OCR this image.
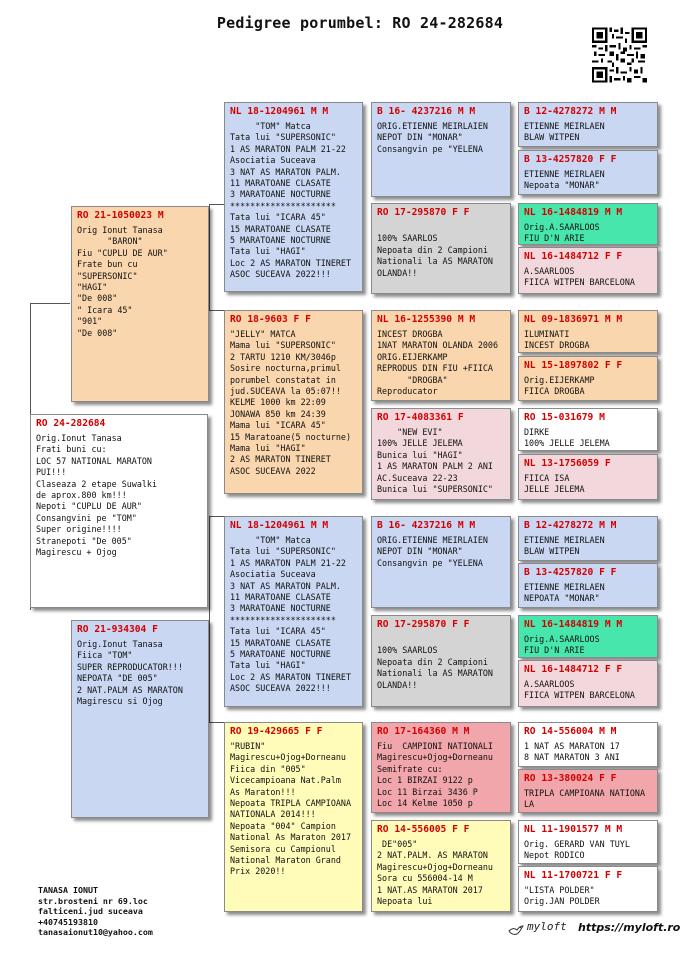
Pedigree porumbel: RO 24-282684
RO 24-282684
Orig.Ionut Tanasa
Frati buni cu:
LOC 57 NATIONAL MARATON
PUI!!!
Claseaza 2 etape Suwalki
de aprox.800 km!!!
Nepoti "CUPLU DE AUR"
Consangvini pe "TOM"
Super origine!!!!
Stranepoti "De 005"
Magirescu + Ojog
RO 21-1050023 M
Orig Ionut Tanasa
"BARON"
Fiu "CUPLU DE AUR"
Frate bun cu
"SUPERSONIC"
"HAGI"
"De 008"
" Icara 45"
"901"
"De 008"
RO 21-934304 F
Orig.Ionut Tanasa
Fiica "TOM"
SUPER REPRODUCATOR!!!
NEPOATA "DE 005"
2 NAT.PALM AS MARATON
Magirescu si Ojog
NL 18-1204961 M M
"TOM" Matca
Tata lui "SUPERSONIC"
1 AS MARATON PALM 21-22
Asociatia Suceava
3 NAT AS MARATON PALM.
11 MARATOANE CLASATE
3 MARATOANE NOCTURNE
*********************
Tata lui "ICARA 45"
15 MARATOANE CLASATE
5 MARATOANE NOCTURNE
Tata lui "HAGI"
Loc 2 AS MARATON TINERET
ASOC SUCEAVA 2022!!!
RO 18-9603 F F
"JELLY" MATCA
Mama lui "SUPERSONIC"
2 TARTU 1210 KM/3046p
Sosire nocturna,primul
porumbel constatat in
jud.SUCEAVA la 05:07!!
KELME 1000 km 22:09
JONAWA 850 km 24:39
Mama lui "ICARA 45"
15 Maratoane(5 nocturne)
Mama lui "HAGI"
2 AS MARATON TINERET
ASOC SUCEAVA 2022
NL 18-1204961 M M
"TOM" Matca
Tata lui "SUPERSONIC"
1 AS MARATON PALM 21-22
Asociatia Suceava
3 NAT AS MARATON PALM.
11 MARATOANE CLASATE
3 MARATOANE NOCTURNE
*********************
Tata lui "ICARA 45"
15 MARATOANE CLASATE
5 MARATOANE NOCTURNE
Tata lui "HAGI"
Loc 2 AS MARATON TINERET
ASOC SUCEAVA 2022!!!
RO 19-429665 F F
"RUBIN"
Magirescu+Ojog+Dorneanu
Fiica din "005"
Vicecampioana Nat.Palm
As Maraton!!!
Nepoata TRIPLA CAMPIOANA
NATIONALA 2014!!!
Nepoata "004" Campion
National As Maraton 2017
Semisora cu Campionul
National Maraton Grand
Prix 2020!!
B 16- 4237216 M M
ORIG.ETIENNE MEIRLAIEN
NEPOT DIN "MONAR"
Consangvin pe "YELENA
RO 17-295870 F F

100% SAARLOS
Nepoata din 2 Campioni
Nationali la AS MARATON
OLANDA!!
NL 16-1255390 M M
INCEST DROGBA
1NAT MARATON OLANDA 2006
ORIG.EIJERKAMP
REPRODUS DIN FIU +FIICA
"DROGBA"
Reproducator
RO 17-4083361 F
"NEW EVI"
100% JELLE JELEMA
Bunica lui "HAGI"
1 AS MARATON PALM 2 ANI
AC.Suceava 22-23
Bunica lui "SUPERSONIC"
B 16- 4237216 M M
ORIG.ETIENNE MEIRLAIEN
NEPOT DIN "MONAR"
Consangvin pe "YELENA
RO 17-295870 F F

100% SAARLOS
Nepoata din 2 Campioni
Nationali la AS MARATON
OLANDA!!
RO 17-164360 M M
Fiu  CAMPIONI NATIONALI
Magirescu+Ojog+Dorneanu
Semifrate cu:
Loc 1 BIRZAI 9122 p
Loc 11 Birzai 3436 P
Loc 14 Kelme 1050 p
RO 14-556005 F F
DE"005"
2 NAT.PALM. AS MARATON
Magirescu+Ojog+Dorneanu
Sora cu 556004-14 M
1 NAT.AS MARATON 2017
Nepoata lui
B 12-4278272 M M
ETIENNE MEIRLAEN
BLAW WITPEN
B 13-4257820 F F
ETIENNE MEIRLAEN
Nepoata "MONAR"
NL 16-1484819 M M
Orig.A.SAARLOOS
FIU D'N ARIE
NL 16-1484712 F F
A.SAARLOOS
FIICA WITPEN BARCELONA
NL 09-1836971 M M
ILUMINATI
INCEST DROGBA
NL 15-1897802 F F
Orig.EIJERKAMP
FIICA DROGBA
RO 15-031679 M
DIRKE
100% JELLE JELEMA
NL 13-1756059 F
FIICA ISA
JELLE JELEMA
B 12-4278272 M M
ETIENNE MEIRLAEN
BLAW WITPEN
B 13-4257820 F F
ETIENNE MEIRLAEN
NEPOATA "MONAR"
NL 16-1484819 M M
Orig.A.SAARLOOS
FIU D'N ARIE
NL 16-1484712 F F
A.SAARLOOS
FIICA WITPEN BARCELONA
RO 14-556004 M M
1 NAT AS MARATON 17
8 NAT MARATON 3 ANI
RO 13-380024 F F
TRIPLA CAMPIOANA NATIONA
LA
NL 11-1901577 M M
Orig. GERARD VAN TUYL
Nepot RODICO
NL 11-1700721 F F
"LISTA POLDER"
Orig.JAN POLDER
TANASA IONUT
str.brosteni nr 69.loc
falticeni.jud suceava
+40745193810
tanasaionut10@yahoo.com	myloft https://myloft.ro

> **Requirement**
Make an exact copy of the records shown above, without the pictures.

> **Written answer**
OCR this image.
Pedigree porumbel: RO 24-282684
RO 24-282684
Orig.Ionut Tanasa
Frati buni cu:
LOC 57 NATIONAL MARATON
PUI!!!
Claseaza 2 etape Suwalki
de aprox.800 km!!!
Nepoti "CUPLU DE AUR"
Consangvini pe "TOM"
Super origine!!!!
Stranepoti "De 005"
Magirescu + Ojog
RO 21-1050023 M
Orig Ionut Tanasa
"BARON"
Fiu "CUPLU DE AUR"
Frate bun cu
"SUPERSONIC"
"HAGI"
"De 008"
" Icara 45"
"901"
"De 008"
RO 21-934304 F
Orig.Ionut Tanasa
Fiica "TOM"
SUPER REPRODUCATOR!!!
NEPOATA "DE 005"
2 NAT.PALM AS MARATON
Magirescu si Ojog
NL 18-1204961 M M
"TOM" Matca
Tata lui "SUPERSONIC"
1 AS MARATON PALM 21-22
Asociatia Suceava
3 NAT AS MARATON PALM.
11 MARATOANE CLASATE
3 MARATOANE NOCTURNE
*********************
Tata lui "ICARA 45"
15 MARATOANE CLASATE
5 MARATOANE NOCTURNE
Tata lui "HAGI"
Loc 2 AS MARATON TINERET
ASOC SUCEAVA 2022!!!
RO 18-9603 F F
"JELLY" MATCA
Mama lui "SUPERSONIC"
2 TARTU 1210 KM/3046p
Sosire nocturna,primul
porumbel constatat in
jud.SUCEAVA la 05:07!!
KELME 1000 km 22:09
JONAWA 850 km 24:39
Mama lui "ICARA 45"
15 Maratoane(5 nocturne)
Mama lui "HAGI"
2 AS MARATON TINERET
ASOC SUCEAVA 2022
NL 18-1204961 M M
"TOM" Matca
Tata lui "SUPERSONIC"
1 AS MARATON PALM 21-22
Asociatia Suceava
3 NAT AS MARATON PALM.
11 MARATOANE CLASATE
3 MARATOANE NOCTURNE
*********************
Tata lui "ICARA 45"
15 MARATOANE CLASATE
5 MARATOANE NOCTURNE
Tata lui "HAGI"
Loc 2 AS MARATON TINERET
ASOC SUCEAVA 2022!!!
RO 19-429665 F F
"RUBIN"
Magirescu+Ojog+Dorneanu
Fiica din "005"
Vicecampioana Nat.Palm
As Maraton!!!
Nepoata TRIPLA CAMPIOANA
NATIONALA 2014!!!
Nepoata "004" Campion
National As Maraton 2017
Semisora cu Campionul
National Maraton Grand
Prix 2020!!
B 16- 4237216 M M
ORIG.ETIENNE MEIRLAIEN
NEPOT DIN "MONAR"
Consangvin pe "YELENA
RO 17-295870 F F

100% SAARLOS
Nepoata din 2 Campioni
Nationali la AS MARATON
OLANDA!!
NL 16-1255390 M M
INCEST DROGBA
1NAT MARATON OLANDA 2006
ORIG.EIJERKAMP
REPRODUS DIN FIU +FIICA
"DROGBA"
Reproducator
RO 17-4083361 F
"NEW EVI"
100% JELLE JELEMA
Bunica lui "HAGI"
1 AS MARATON PALM 2 ANI
AC.Suceava 22-23
Bunica lui "SUPERSONIC"
B 16- 4237216 M M
ORIG.ETIENNE MEIRLAIEN
NEPOT DIN "MONAR"
Consangvin pe "YELENA
RO 17-295870 F F

100% SAARLOS
Nepoata din 2 Campioni
Nationali la AS MARATON
OLANDA!!
RO 17-164360 M M
Fiu  CAMPIONI NATIONALI
Magirescu+Ojog+Dorneanu
Semifrate cu:
Loc 1 BIRZAI 9122 p
Loc 11 Birzai 3436 P
Loc 14 Kelme 1050 p
RO 14-556005 F F
DE"005"
2 NAT.PALM. AS MARATON
Magirescu+Ojog+Dorneanu
Sora cu 556004-14 M
1 NAT.AS MARATON 2017
Nepoata lui
B 12-4278272 M M
ETIENNE MEIRLAEN
BLAW WITPEN
B 13-4257820 F F
ETIENNE MEIRLAEN
Nepoata "MONAR"
NL 16-1484819 M M
Orig.A.SAARLOOS
FIU D'N ARIE
NL 16-1484712 F F
A.SAARLOOS
FIICA WITPEN BARCELONA
NL 09-1836971 M M
ILUMINATI
INCEST DROGBA
NL 15-1897802 F F
Orig.EIJERKAMP
FIICA DROGBA
RO 15-031679 M
DIRKE
100% JELLE JELEMA
NL 13-1756059 F
FIICA ISA
JELLE JELEMA
B 12-4278272 M M
ETIENNE MEIRLAEN
BLAW WITPEN
B 13-4257820 F F
ETIENNE MEIRLAEN
NEPOATA "MONAR"
NL 16-1484819 M M
Orig.A.SAARLOOS
FIU D'N ARIE
NL 16-1484712 F F
A.SAARLOOS
FIICA WITPEN BARCELONA
RO 14-556004 M M
1 NAT AS MARATON 17
8 NAT MARATON 3 ANI
RO 13-380024 F F
TRIPLA CAMPIOANA NATIONA
LA
NL 11-1901577 M M
Orig. GERARD VAN TUYL
Nepot RODICO
NL 11-1700721 F F
"LISTA POLDER"
Orig.JAN POLDER
TANASA IONUT
str.brosteni nr 69.loc
falticeni.jud suceava
+40745193810
tanasaionut10@yahoo.com	myloft https://myloft.ro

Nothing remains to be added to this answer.